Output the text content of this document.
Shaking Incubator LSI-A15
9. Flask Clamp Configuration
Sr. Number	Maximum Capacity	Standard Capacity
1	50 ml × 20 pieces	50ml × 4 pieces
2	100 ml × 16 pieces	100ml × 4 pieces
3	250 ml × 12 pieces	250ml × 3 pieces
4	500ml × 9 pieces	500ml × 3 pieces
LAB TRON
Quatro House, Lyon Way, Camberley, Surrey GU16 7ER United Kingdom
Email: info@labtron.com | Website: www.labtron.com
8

### WRITTEN EXERCISE
Write down every line of the data exactly as it appears above.

### SOLVED EXERCISE
Output the text content of this document.
Shaking Incubator LSI-A15
9. Flask Clamp Configuration
Sr. Number	Maximum Capacity	Standard Capacity
1	50 ml × 20 pieces	50ml × 4 pieces
2	100 ml × 16 pieces	100ml × 4 pieces
3	250 ml × 12 pieces	250ml × 3 pieces
4	500ml × 9 pieces	500ml × 3 pieces
LAB TRON
Quatro House, Lyon Way, Camberley, Surrey GU16 7ER United Kingdom
Email: info@labtron.com | Website: www.labtron.com
8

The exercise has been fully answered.